> [What is needed]:
Retype the whole listing, please, keeping every line exact and dropping the pictures.

> [Extracted information]:

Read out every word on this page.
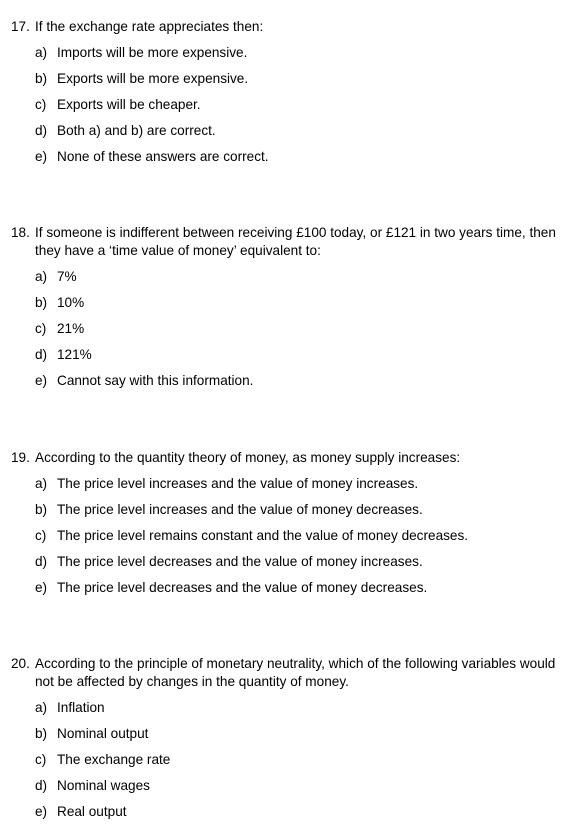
17. If the exchange rate appreciates then:
a) Imports will be more expensive.
b) Exports will be more expensive.
c) Exports will be cheaper.
d) Both a) and b) are correct.
e) None of these answers are correct.
18. If someone is indifferent between receiving £100 today, or £121 in two years time, then they have a ‘time value of money’ equivalent to:
a) 7%
b) 10%
c) 21%
d) 121%
e) Cannot say with this information.
19. According to the quantity theory of money, as money supply increases:
a) The price level increases and the value of money increases.
b) The price level increases and the value of money decreases.
c) The price level remains constant and the value of money decreases.
d) The price level decreases and the value of money increases.
e) The price level decreases and the value of money decreases.
20. According to the principle of monetary neutrality, which of the following variables would not be affected by changes in the quantity of money.
a) Inflation
b) Nominal output
c) The exchange rate
d) Nominal wages
e) Real output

> [Task output]:
Read out every word on this page.
17. If the exchange rate appreciates then:
a) Imports will be more expensive.
b) Exports will be more expensive.
c) Exports will be cheaper.
d) Both a) and b) are correct.
e) None of these answers are correct.
18. If someone is indifferent between receiving £100 today, or £121 in two years time, then they have a ‘time value of money’ equivalent to:
a) 7%
b) 10%
c) 21%
d) 121%
e) Cannot say with this information.
19. According to the quantity theory of money, as money supply increases:
a) The price level increases and the value of money increases.
b) The price level increases and the value of money decreases.
c) The price level remains constant and the value of money decreases.
d) The price level decreases and the value of money increases.
e) The price level decreases and the value of money decreases.
20. According to the principle of monetary neutrality, which of the following variables would not be affected by changes in the quantity of money.
a) Inflation
b) Nominal output
c) The exchange rate
d) Nominal wages
e) Real output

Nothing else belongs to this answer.